-- begin --

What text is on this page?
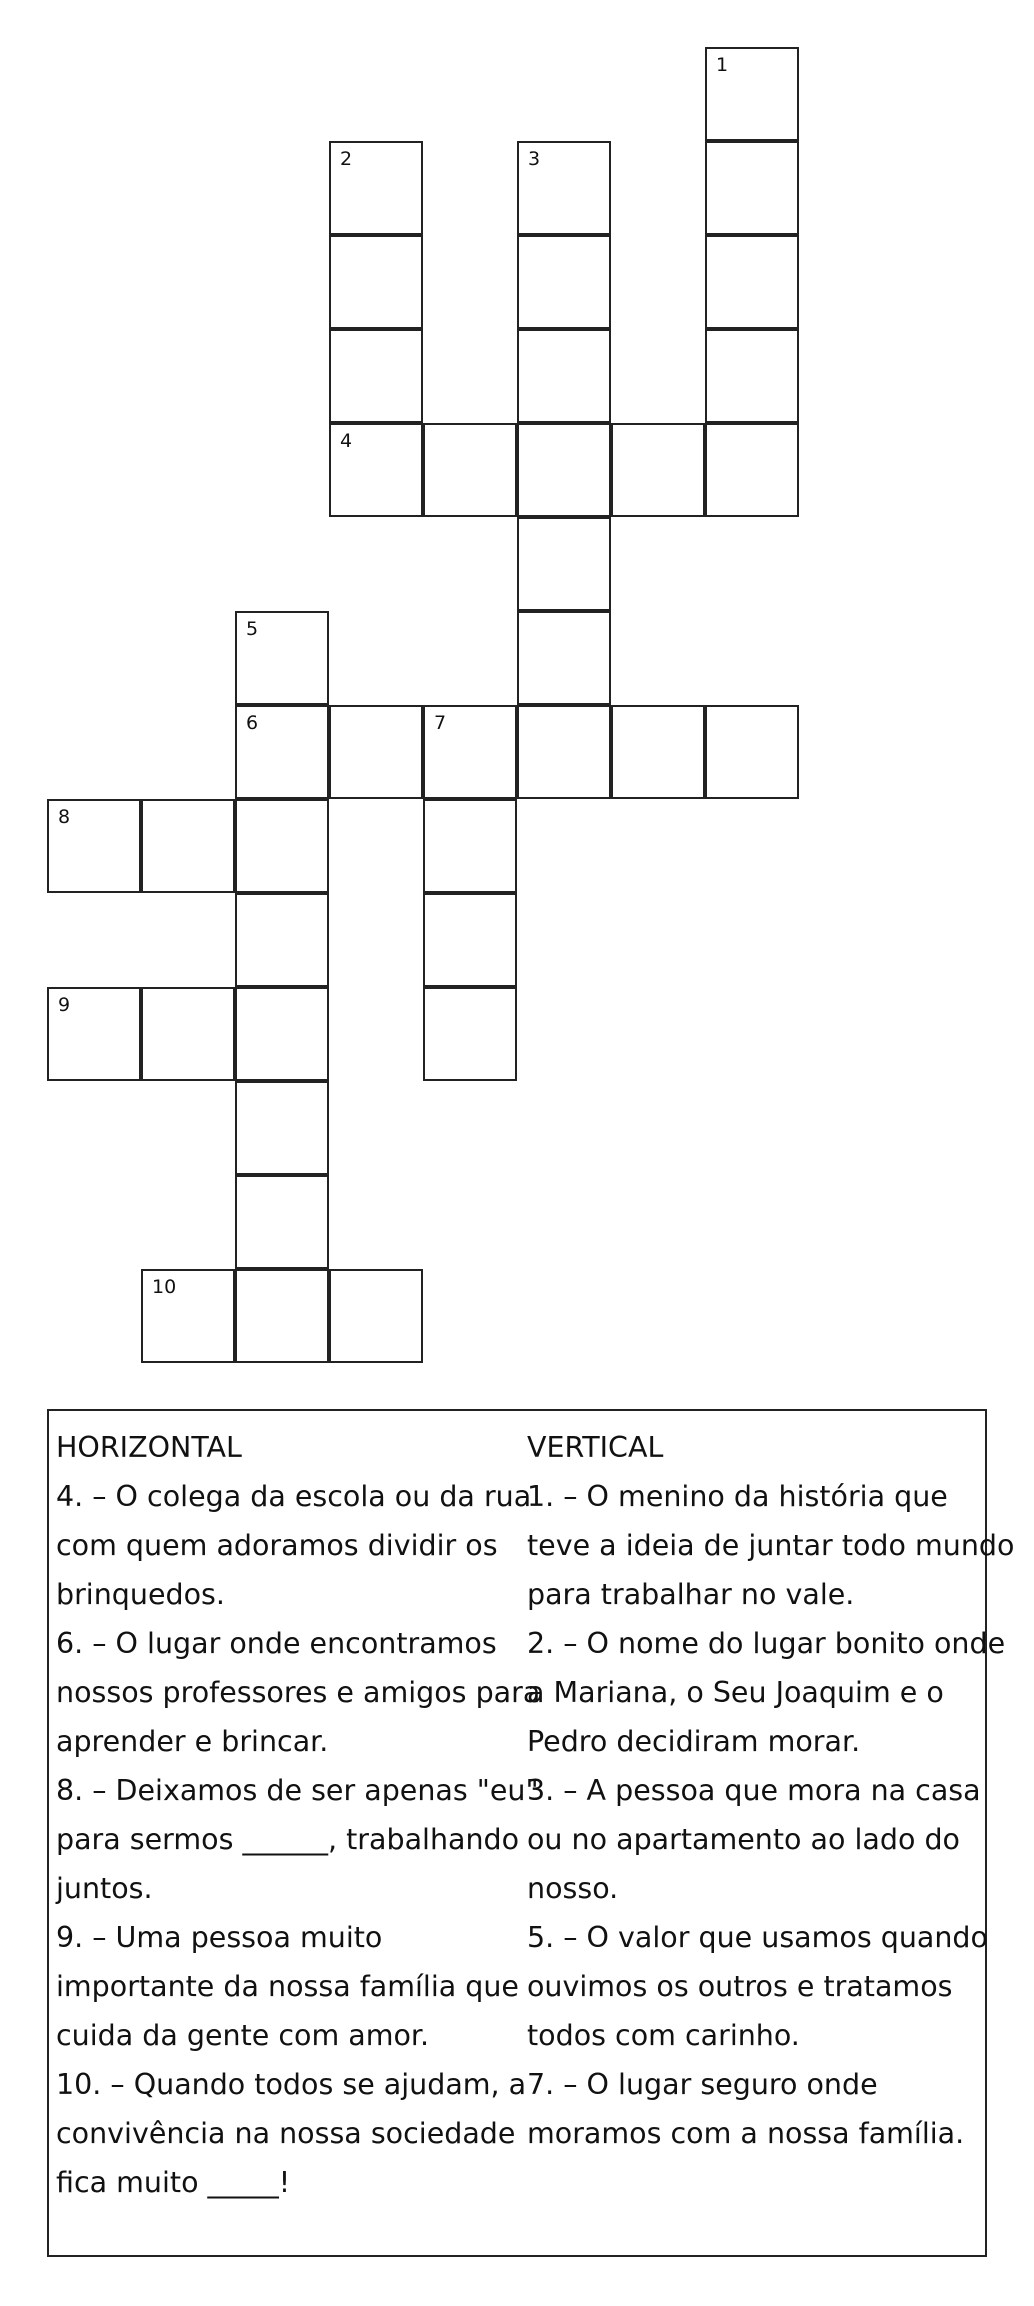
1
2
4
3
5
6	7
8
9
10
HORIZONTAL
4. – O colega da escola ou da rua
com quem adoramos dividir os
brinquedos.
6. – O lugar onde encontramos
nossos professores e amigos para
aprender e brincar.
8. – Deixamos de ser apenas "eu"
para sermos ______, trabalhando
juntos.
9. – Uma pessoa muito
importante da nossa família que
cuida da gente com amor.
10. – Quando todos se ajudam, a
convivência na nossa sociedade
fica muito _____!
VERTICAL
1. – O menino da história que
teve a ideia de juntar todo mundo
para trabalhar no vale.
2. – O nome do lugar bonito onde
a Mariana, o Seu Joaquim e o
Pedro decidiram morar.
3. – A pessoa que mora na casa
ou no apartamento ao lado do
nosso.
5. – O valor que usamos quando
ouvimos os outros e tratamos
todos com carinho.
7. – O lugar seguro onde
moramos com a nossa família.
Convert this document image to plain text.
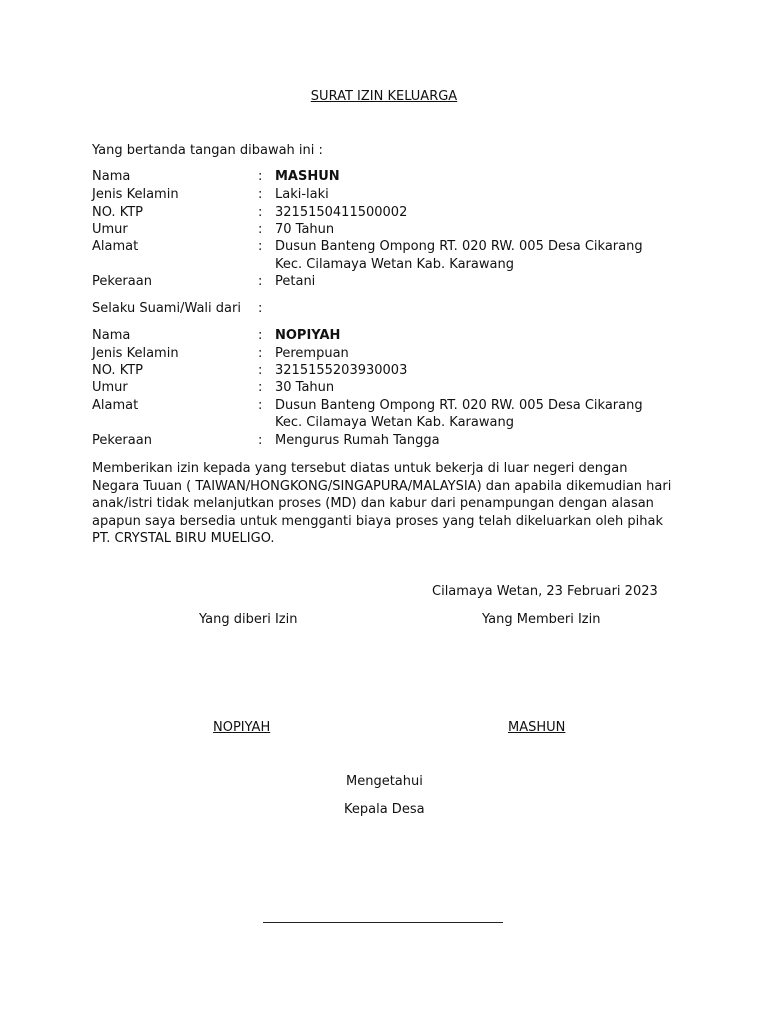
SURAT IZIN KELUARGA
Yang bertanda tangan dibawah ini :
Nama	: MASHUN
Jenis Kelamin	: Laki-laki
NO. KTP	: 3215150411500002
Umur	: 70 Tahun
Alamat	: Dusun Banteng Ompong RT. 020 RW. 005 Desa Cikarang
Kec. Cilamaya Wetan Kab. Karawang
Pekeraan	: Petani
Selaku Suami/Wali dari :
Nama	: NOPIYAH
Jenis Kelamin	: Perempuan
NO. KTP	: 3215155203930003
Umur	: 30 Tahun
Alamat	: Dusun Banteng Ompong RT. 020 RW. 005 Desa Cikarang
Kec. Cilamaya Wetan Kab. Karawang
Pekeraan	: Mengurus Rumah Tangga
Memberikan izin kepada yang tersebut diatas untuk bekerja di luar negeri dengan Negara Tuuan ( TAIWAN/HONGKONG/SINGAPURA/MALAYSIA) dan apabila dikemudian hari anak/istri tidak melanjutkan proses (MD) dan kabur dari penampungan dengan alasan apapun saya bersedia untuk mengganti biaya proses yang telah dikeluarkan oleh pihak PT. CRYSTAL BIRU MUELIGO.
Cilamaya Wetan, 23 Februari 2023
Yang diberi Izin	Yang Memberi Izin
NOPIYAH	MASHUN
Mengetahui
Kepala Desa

-- end --

__Short exercise__: Leaving out the pictures, repeat the data above exactly.

__Task response__:
What text is on this page?
1
2
4
3
5
6	7
8
9
10
HORIZONTAL
4. – O colega da escola ou da rua
com quem adoramos dividir os
brinquedos.
6. – O lugar onde encontramos
nossos professores e amigos para
aprender e brincar.
8. – Deixamos de ser apenas "eu"
para sermos ______, trabalhando
juntos.
9. – Uma pessoa muito
importante da nossa família que
cuida da gente com amor.
10. – Quando todos se ajudam, a
convivência na nossa sociedade
fica muito _____!
VERTICAL
1. – O menino da história que
teve a ideia de juntar todo mundo
para trabalhar no vale.
2. – O nome do lugar bonito onde
a Mariana, o Seu Joaquim e o
Pedro decidiram morar.
3. – A pessoa que mora na casa
ou no apartamento ao lado do
nosso.
5. – O valor que usamos quando
ouvimos os outros e tratamos
todos com carinho.
7. – O lugar seguro onde
moramos com a nossa família.
Convert this document image to plain text.
SURAT IZIN KELUARGA
Yang bertanda tangan dibawah ini :
Nama	: MASHUN
Jenis Kelamin	: Laki-laki
NO. KTP	: 3215150411500002
Umur	: 70 Tahun
Alamat	: Dusun Banteng Ompong RT. 020 RW. 005 Desa Cikarang
Kec. Cilamaya Wetan Kab. Karawang
Pekeraan	: Petani
Selaku Suami/Wali dari :
Nama	: NOPIYAH
Jenis Kelamin	: Perempuan
NO. KTP	: 3215155203930003
Umur	: 30 Tahun
Alamat	: Dusun Banteng Ompong RT. 020 RW. 005 Desa Cikarang
Kec. Cilamaya Wetan Kab. Karawang
Pekeraan	: Mengurus Rumah Tangga
Memberikan izin kepada yang tersebut diatas untuk bekerja di luar negeri dengan Negara Tuuan ( TAIWAN/HONGKONG/SINGAPURA/MALAYSIA) dan apabila dikemudian hari anak/istri tidak melanjutkan proses (MD) dan kabur dari penampungan dengan alasan apapun saya bersedia untuk mengganti biaya proses yang telah dikeluarkan oleh pihak PT. CRYSTAL BIRU MUELIGO.
Cilamaya Wetan, 23 Februari 2023
Yang diberi Izin	Yang Memberi Izin
NOPIYAH	MASHUN
Mengetahui
Kepala Desa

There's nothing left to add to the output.